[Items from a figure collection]
►
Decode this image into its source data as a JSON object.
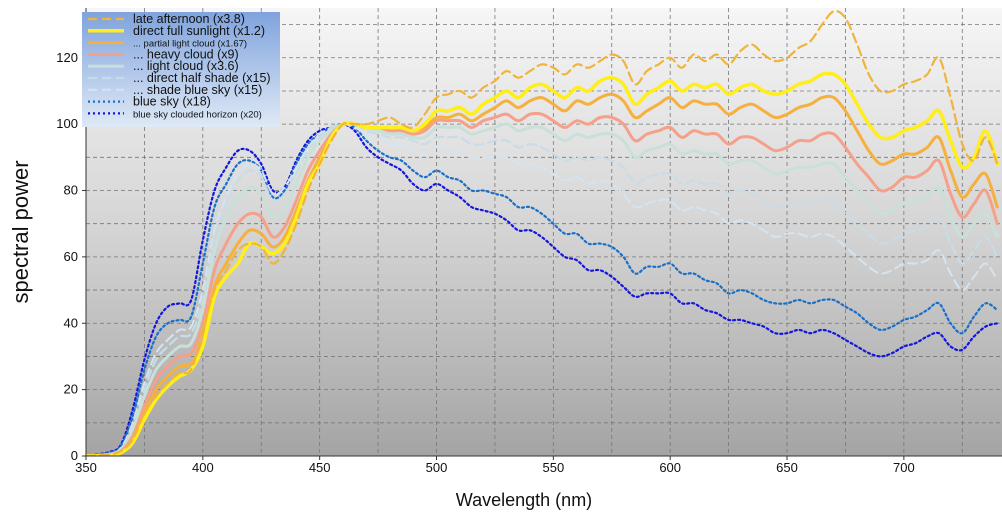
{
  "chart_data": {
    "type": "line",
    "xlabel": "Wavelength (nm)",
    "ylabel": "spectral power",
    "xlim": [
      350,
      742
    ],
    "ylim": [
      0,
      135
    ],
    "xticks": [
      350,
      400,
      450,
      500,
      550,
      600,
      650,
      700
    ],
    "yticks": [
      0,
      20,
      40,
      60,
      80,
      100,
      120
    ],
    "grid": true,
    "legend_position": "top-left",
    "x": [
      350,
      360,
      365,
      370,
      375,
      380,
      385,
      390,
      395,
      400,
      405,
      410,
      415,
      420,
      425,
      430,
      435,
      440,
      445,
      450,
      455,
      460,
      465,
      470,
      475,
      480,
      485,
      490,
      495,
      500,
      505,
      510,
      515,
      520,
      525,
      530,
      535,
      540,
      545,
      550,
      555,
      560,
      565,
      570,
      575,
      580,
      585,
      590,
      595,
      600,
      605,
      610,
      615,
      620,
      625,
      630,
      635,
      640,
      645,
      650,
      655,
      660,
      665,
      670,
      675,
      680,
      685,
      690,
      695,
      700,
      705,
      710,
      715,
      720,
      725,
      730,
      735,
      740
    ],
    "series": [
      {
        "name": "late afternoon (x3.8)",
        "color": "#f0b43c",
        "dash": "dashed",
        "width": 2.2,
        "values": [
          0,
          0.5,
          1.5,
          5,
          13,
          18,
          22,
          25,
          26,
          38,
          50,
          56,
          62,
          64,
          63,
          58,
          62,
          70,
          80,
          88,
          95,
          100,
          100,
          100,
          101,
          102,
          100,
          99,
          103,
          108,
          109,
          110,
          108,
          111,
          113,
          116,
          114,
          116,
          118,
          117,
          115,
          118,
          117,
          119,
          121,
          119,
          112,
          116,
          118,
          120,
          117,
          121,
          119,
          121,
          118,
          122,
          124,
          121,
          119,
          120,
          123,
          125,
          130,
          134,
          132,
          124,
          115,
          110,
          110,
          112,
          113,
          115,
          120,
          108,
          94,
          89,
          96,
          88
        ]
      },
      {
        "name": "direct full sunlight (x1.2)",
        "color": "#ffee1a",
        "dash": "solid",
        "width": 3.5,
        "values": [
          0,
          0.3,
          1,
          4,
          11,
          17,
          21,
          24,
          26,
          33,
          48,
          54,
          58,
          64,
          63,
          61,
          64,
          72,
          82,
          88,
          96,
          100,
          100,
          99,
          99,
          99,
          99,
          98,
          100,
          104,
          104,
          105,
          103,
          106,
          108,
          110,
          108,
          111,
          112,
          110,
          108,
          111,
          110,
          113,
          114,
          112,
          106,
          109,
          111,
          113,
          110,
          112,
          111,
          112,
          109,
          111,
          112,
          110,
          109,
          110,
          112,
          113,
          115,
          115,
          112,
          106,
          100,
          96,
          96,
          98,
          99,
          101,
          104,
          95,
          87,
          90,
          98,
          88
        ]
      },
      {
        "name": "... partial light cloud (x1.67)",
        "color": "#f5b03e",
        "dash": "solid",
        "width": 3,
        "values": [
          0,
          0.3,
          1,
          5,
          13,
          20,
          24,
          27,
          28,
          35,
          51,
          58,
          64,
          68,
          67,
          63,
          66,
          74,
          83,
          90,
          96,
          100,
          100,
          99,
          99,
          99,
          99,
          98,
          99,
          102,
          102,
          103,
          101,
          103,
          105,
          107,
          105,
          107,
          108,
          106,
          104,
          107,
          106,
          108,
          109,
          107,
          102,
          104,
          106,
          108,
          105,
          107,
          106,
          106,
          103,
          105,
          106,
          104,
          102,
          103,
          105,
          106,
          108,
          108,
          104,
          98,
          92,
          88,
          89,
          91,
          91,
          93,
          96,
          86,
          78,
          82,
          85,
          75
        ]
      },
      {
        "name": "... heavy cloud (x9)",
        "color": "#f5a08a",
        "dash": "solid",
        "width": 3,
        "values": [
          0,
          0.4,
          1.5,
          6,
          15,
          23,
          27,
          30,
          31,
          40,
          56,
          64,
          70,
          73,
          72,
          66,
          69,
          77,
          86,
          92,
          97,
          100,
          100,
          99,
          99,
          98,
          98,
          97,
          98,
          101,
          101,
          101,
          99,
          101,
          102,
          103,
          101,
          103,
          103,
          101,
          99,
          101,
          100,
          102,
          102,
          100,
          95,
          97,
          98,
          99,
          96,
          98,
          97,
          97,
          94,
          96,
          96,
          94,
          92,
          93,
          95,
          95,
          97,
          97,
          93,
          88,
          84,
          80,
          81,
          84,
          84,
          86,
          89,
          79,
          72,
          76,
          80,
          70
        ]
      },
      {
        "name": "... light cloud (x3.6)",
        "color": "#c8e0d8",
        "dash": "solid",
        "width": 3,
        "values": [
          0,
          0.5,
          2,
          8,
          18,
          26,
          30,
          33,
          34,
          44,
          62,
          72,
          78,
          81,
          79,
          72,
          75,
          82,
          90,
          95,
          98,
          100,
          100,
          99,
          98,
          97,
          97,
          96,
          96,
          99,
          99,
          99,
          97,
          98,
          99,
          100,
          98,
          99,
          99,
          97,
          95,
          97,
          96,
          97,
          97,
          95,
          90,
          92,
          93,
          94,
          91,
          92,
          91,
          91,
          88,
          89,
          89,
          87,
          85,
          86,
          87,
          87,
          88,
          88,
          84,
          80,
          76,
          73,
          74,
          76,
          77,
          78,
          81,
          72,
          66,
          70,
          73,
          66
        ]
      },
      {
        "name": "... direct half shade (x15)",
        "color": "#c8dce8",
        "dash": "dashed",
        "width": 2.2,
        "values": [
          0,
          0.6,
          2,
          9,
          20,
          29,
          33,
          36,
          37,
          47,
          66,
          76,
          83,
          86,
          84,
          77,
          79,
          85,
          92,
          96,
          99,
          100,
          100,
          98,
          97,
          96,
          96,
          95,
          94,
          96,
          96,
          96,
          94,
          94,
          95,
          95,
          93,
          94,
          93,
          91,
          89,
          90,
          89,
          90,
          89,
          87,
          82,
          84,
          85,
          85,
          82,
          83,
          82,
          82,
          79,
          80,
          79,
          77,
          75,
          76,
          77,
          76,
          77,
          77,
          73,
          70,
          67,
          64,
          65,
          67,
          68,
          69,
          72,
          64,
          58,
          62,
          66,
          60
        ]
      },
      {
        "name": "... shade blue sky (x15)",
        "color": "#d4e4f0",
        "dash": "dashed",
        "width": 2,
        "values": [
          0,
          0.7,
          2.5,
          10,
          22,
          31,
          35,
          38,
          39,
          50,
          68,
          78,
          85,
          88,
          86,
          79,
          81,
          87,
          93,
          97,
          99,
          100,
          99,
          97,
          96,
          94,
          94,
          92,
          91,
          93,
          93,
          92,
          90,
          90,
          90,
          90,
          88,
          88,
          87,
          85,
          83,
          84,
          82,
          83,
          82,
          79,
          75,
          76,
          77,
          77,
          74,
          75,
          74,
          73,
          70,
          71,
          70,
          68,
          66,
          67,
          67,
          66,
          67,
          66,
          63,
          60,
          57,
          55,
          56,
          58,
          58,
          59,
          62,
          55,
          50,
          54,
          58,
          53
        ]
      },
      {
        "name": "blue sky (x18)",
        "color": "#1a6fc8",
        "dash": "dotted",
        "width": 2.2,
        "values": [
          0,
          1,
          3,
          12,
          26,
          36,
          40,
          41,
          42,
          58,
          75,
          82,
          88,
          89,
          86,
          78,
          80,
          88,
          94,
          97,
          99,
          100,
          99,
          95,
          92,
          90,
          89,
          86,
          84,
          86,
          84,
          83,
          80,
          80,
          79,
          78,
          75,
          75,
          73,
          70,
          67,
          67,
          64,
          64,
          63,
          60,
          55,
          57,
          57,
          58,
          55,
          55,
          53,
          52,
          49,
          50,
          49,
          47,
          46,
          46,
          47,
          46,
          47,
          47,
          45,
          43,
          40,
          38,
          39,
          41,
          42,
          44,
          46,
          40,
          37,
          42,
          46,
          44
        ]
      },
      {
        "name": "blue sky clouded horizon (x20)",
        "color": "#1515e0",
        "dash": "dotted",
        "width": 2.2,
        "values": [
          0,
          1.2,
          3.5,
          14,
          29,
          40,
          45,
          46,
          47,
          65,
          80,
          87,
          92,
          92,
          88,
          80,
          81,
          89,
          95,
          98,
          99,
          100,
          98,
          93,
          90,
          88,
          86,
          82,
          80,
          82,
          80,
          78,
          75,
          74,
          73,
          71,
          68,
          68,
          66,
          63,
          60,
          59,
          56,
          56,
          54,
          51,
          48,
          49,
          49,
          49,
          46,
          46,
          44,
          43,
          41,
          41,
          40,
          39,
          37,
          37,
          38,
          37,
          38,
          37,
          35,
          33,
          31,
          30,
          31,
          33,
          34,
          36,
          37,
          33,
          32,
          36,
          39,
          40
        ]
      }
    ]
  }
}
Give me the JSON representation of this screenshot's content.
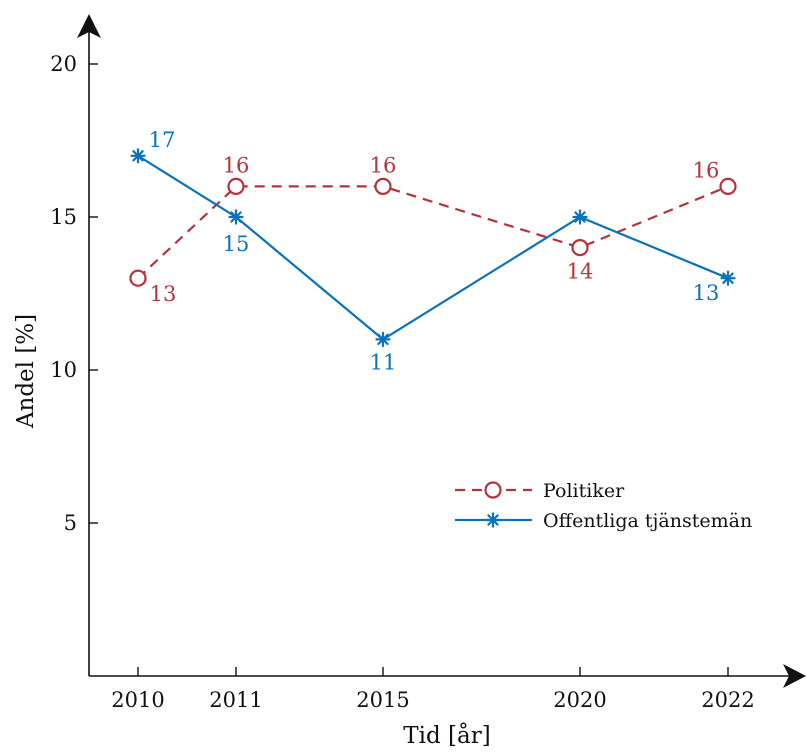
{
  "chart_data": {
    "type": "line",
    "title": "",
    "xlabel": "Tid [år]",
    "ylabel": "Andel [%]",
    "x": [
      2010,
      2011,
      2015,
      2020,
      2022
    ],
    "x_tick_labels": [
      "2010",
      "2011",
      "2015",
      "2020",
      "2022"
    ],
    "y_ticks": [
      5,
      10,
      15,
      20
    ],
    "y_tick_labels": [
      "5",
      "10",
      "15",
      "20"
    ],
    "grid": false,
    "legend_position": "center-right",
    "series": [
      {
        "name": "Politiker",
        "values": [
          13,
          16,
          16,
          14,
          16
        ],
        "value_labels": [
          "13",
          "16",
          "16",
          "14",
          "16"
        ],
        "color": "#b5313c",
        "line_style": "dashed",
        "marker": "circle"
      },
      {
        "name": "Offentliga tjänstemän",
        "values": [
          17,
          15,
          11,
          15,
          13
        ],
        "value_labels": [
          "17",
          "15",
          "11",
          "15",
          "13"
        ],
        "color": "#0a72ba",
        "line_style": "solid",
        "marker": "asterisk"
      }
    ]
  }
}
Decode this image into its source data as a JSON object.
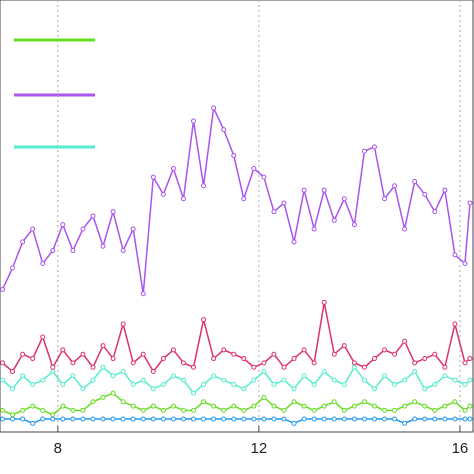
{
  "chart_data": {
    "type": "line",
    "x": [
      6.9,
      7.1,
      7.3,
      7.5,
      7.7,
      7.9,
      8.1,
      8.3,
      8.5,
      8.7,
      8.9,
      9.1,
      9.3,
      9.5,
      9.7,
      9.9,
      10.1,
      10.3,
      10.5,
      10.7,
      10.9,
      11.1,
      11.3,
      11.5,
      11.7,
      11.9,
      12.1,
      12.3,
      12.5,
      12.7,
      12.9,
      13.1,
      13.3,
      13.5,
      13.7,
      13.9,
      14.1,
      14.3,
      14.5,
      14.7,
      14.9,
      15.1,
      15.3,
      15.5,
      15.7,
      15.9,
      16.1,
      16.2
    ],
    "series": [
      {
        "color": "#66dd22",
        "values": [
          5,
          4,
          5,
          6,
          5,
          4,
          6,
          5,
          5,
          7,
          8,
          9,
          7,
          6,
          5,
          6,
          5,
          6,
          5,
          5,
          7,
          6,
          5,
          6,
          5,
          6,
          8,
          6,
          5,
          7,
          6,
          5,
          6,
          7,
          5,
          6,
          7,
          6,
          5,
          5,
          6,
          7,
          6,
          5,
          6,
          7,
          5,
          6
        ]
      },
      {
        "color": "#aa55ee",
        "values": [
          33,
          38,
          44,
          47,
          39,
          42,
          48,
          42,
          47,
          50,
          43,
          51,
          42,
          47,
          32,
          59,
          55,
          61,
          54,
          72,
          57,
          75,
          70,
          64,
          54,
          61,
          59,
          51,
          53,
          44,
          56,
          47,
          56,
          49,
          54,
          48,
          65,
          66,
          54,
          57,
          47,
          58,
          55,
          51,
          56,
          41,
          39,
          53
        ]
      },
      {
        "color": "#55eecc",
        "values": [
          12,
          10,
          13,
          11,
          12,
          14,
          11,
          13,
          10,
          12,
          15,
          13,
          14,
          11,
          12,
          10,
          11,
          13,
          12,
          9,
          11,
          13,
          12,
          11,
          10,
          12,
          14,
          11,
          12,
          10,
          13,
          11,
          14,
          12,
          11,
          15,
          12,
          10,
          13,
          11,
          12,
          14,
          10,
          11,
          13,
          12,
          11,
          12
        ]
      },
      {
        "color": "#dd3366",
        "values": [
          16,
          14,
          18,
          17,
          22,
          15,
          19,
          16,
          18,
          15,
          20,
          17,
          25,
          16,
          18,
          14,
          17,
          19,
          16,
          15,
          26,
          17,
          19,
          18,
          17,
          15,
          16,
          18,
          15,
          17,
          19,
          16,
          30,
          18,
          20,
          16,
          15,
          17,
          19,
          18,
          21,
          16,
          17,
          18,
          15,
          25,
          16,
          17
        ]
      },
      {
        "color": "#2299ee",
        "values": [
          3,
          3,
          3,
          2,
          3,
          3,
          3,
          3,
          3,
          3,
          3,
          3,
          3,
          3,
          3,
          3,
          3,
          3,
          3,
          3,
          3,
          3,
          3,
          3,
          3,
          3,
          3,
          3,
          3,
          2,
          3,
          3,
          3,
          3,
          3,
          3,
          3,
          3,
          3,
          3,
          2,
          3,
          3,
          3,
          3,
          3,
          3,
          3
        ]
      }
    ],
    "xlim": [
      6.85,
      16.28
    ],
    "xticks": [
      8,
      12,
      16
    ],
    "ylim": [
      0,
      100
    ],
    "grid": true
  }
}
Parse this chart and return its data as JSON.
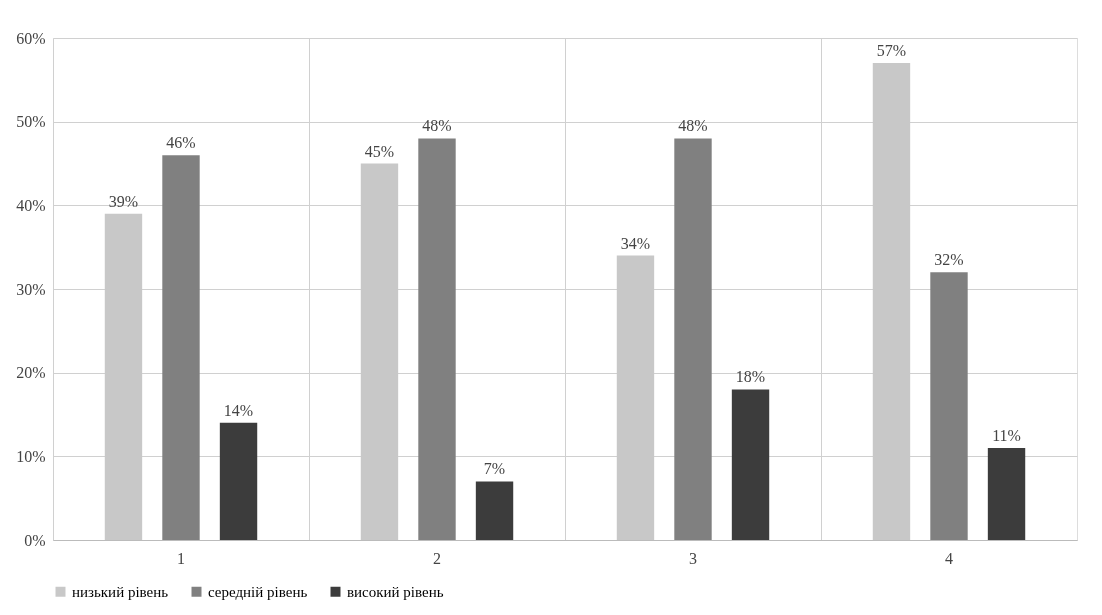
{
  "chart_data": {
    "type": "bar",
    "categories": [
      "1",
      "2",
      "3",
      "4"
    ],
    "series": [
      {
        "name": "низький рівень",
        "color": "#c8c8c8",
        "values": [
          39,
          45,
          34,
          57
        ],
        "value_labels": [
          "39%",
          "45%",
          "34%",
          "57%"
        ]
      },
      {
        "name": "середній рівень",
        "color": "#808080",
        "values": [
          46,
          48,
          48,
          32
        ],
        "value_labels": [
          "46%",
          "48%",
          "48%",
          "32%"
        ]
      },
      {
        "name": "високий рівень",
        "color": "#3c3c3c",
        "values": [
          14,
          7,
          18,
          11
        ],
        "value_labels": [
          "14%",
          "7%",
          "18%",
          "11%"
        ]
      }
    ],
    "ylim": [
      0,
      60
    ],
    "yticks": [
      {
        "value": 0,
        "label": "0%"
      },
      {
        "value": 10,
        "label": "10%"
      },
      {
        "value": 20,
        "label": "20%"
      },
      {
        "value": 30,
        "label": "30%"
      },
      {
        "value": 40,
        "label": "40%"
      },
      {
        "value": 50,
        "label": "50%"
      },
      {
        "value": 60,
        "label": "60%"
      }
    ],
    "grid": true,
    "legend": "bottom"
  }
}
◄
* [Task description]: Count how many lines above contain the word "ylabel". Reply with the number alone.

* [Full solution]: 2